- [Task set]
**A.** In the article on Holocaust-era rescuers living in Israel, rewrite the passage starting with "While Israel’s Yad" and going on through "war long buried.", with "warm" changed to "mild".
**B.** Write the next part of the article on Holocaust-era rescuers living in Israel, picking up after its final sentence.

- [Quoted text]
## Start
Oct. 28, 2011
A quiet reunion of the righteous
Holocaust-era heroes who made their homes in Israel meet to share their experiences.
ARIEH O’SULLIVAN THE MEDIA LINE
Viktor Melenik, an 82-year-old bon vivant with a couple of medals pinned to his lapels, bellows out: “Forget the soup, let’s have wine.”
A half a dozen folks in their 70s and 80s chuckle along in this unusual gathering of unassuming heroes of sorts at a café in northern Israel. Known as Righteous Gentiles, they helped saved Jews from persecution and extermination during the Nazi Holocaust.
While Israel’s Yad Vashem Holocaust Memorial has recognized and honored thousands of these bright lights who risked their lives during the darkness of the Second World War, it is a little known fact that some 130 of these non-Jewish rescuers chose to move to Israel since that time. Today, just 21 are left and the most able among them, surrounded by family and volunteers, recently enjoyed the warm October sun in Ramat Yishai, the wicked memories of the war long buried.
“Eighteen members of my family, my father, my aunt and another uncle, they saved thousands of people,” said Esther Grinberg, 77, who was herself recognized as a Righteous Gentile for helping her family save Jews in her native Holland. “I never told the stories. I don’t know why. I thought perhaps no one wanted to know or wouldn’t like to hear about it.”
## End
- [Supplied entries]
## Start
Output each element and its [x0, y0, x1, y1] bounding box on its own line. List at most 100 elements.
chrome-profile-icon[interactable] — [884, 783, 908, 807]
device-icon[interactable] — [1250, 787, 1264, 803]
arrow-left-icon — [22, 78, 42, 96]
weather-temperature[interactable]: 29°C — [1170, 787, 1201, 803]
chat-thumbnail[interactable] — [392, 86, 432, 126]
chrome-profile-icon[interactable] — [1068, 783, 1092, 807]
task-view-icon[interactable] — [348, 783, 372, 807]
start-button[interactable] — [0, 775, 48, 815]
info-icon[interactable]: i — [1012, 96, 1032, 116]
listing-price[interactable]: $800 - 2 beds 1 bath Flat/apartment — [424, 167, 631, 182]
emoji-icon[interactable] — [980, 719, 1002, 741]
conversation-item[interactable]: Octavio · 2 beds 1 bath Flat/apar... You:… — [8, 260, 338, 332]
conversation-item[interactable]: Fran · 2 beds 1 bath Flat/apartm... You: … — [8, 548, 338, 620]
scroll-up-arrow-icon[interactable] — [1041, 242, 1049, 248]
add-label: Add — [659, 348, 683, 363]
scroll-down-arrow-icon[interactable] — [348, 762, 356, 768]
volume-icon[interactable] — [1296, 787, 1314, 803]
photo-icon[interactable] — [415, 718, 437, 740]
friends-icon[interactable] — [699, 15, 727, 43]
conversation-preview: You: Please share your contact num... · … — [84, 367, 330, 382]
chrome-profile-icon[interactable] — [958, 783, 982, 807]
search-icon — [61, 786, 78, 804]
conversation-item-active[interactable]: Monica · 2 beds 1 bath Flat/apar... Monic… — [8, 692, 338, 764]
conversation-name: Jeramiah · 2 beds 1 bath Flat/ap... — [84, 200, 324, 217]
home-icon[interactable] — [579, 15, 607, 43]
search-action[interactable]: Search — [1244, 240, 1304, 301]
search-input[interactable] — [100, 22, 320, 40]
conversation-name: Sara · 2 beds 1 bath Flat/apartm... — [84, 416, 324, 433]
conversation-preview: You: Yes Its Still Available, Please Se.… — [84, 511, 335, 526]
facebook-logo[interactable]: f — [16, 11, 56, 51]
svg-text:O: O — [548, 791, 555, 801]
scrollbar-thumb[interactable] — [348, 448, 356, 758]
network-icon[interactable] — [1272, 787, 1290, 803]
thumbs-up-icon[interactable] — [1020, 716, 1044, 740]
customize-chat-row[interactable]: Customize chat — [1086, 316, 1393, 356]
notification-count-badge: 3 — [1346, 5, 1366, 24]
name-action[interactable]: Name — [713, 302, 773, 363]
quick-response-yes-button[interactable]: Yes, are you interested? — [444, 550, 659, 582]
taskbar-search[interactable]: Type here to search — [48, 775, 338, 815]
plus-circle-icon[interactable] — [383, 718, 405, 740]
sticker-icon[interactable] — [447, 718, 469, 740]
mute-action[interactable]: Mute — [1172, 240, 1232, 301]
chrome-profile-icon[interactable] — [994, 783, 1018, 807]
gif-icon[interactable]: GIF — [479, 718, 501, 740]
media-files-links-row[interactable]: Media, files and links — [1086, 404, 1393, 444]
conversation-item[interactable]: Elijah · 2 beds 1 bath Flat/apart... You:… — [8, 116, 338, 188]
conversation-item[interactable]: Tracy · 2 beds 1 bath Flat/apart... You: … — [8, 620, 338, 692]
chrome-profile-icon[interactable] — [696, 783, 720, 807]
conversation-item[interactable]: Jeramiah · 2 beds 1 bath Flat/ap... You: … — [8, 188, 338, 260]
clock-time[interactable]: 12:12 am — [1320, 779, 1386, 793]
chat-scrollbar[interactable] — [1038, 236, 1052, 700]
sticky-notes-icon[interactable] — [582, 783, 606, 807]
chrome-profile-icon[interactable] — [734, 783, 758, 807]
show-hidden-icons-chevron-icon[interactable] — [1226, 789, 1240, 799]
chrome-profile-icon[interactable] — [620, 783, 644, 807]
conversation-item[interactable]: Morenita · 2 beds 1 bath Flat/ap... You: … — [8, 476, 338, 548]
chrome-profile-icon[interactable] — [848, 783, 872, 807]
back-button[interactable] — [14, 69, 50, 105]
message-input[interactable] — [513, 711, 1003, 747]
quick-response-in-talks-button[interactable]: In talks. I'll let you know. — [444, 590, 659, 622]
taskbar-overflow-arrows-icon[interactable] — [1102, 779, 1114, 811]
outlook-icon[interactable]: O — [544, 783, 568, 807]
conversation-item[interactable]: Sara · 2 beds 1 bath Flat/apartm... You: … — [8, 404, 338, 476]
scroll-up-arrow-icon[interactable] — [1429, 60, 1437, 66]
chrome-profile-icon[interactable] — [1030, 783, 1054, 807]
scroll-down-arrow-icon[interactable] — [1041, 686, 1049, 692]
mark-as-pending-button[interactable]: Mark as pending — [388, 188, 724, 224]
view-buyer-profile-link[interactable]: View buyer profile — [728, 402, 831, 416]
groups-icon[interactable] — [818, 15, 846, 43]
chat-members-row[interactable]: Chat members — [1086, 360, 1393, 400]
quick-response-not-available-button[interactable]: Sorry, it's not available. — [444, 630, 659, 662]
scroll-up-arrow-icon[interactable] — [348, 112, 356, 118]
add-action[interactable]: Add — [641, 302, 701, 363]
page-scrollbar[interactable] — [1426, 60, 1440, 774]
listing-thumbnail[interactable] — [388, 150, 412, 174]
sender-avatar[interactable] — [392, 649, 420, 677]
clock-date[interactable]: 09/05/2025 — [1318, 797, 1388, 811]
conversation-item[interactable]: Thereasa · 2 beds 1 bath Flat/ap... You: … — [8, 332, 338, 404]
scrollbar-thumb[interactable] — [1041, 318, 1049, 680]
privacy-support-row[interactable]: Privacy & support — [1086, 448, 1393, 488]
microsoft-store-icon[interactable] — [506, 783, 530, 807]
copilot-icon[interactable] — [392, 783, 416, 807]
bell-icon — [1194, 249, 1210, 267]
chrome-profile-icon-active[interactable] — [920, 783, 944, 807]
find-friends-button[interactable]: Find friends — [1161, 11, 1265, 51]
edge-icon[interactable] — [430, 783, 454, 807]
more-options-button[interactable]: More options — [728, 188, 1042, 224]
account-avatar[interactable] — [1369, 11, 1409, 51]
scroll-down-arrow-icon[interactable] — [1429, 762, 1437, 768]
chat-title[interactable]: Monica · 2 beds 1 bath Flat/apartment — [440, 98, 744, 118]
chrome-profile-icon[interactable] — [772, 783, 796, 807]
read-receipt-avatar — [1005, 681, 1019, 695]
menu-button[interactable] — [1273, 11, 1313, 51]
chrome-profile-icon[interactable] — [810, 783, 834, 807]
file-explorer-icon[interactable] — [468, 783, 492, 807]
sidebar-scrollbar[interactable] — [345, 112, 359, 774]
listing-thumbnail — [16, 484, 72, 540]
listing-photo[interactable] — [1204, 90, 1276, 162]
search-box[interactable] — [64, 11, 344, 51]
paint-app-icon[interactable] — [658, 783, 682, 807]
## End
- [Expected outputs]
**A.**
While Israel’s Yad Vashem Holocaust Memorial has recognized and honored thousands of these bright lights who risked their lives during the darkness of the Second World War, it is a little known fact that some 130 of these non-Jewish rescuers chose to move to Israel since that time. Today, just 21 are left and the most able among them, surrounded by family and volunteers, recently enjoyed the mild October sun in Ramat Yishai, the wicked memories of the war long buried.

**B.**
Israel has given honorary citizenship and a small stipend to these heroes, but it’s sometimes not enough and that is where the organization ATZUM steps in. Set up about a decade ago to encourage social activism, they took under their wing the Righteous Gentiles who made a life in Israel, pitching in where the state’s welfare ended. This is the third reunion of Righteous Gentiles organized by ATZUM.
“These people did so much for us, for the Jewish people, for humanity. They risked their lives to save other people in the darkest period in humanity and there is not enough that we can do for them. What we do is a drop in the sea, but it’s important to recognize the good that they did and give back to them,” said Yael Rosen, project coordinator for ATZUM.
The Righteous Gentiles who moved to Israel over the course of its 63 years came for a variety of reasons. Some had fallen in love with the Jews they had saved or were persecuted for their actions after the war or, in later decades, believed the conditions in the modern state of Israel were better than those in Europe.
Melenik was a young teenager in Ukraine during the Second World War. He and his family risked their lives smuggling food to Jews and hid 50 of them.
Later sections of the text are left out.